What to work on:
Restate the full listing word for word and leave the pictures out.

-- BEGIN Data excerpts --

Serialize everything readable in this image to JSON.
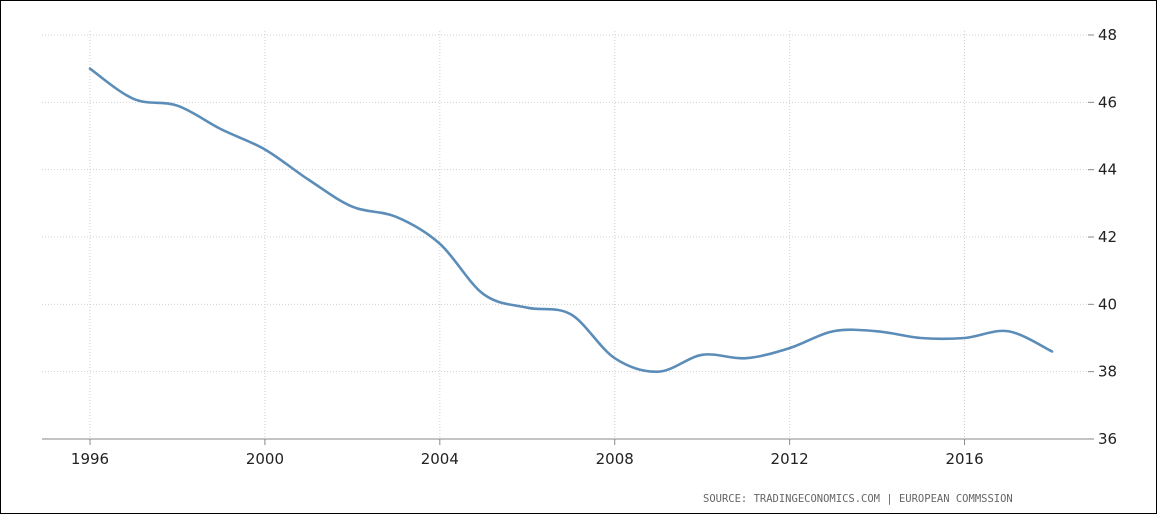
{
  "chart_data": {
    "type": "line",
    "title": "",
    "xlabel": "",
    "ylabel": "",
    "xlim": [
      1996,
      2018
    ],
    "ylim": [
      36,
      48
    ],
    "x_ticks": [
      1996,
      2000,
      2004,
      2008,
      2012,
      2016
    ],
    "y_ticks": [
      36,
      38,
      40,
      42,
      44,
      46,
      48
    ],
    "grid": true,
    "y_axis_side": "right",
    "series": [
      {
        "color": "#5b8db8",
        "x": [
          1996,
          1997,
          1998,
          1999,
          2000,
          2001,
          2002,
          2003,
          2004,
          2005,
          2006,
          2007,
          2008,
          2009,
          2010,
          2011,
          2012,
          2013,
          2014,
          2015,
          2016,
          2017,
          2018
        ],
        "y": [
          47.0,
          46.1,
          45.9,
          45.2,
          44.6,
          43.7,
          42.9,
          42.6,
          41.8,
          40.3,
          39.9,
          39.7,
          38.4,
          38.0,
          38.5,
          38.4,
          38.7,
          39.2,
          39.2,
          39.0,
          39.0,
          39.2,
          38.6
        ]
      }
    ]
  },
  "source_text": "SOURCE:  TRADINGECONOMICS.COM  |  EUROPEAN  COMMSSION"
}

-- END Data excerpts --

Exercise response:
Serialize everything readable in this image to JSON.
{
  "chart_data": {
    "type": "line",
    "title": "",
    "xlabel": "",
    "ylabel": "",
    "xlim": [
      1996,
      2018
    ],
    "ylim": [
      36,
      48
    ],
    "x_ticks": [
      1996,
      2000,
      2004,
      2008,
      2012,
      2016
    ],
    "y_ticks": [
      36,
      38,
      40,
      42,
      44,
      46,
      48
    ],
    "grid": true,
    "y_axis_side": "right",
    "series": [
      {
        "color": "#5b8db8",
        "x": [
          1996,
          1997,
          1998,
          1999,
          2000,
          2001,
          2002,
          2003,
          2004,
          2005,
          2006,
          2007,
          2008,
          2009,
          2010,
          2011,
          2012,
          2013,
          2014,
          2015,
          2016,
          2017,
          2018
        ],
        "y": [
          47.0,
          46.1,
          45.9,
          45.2,
          44.6,
          43.7,
          42.9,
          42.6,
          41.8,
          40.3,
          39.9,
          39.7,
          38.4,
          38.0,
          38.5,
          38.4,
          38.7,
          39.2,
          39.2,
          39.0,
          39.0,
          39.2,
          38.6
        ]
      }
    ]
  },
  "source_text": "SOURCE:  TRADINGECONOMICS.COM  |  EUROPEAN  COMMSSION"
}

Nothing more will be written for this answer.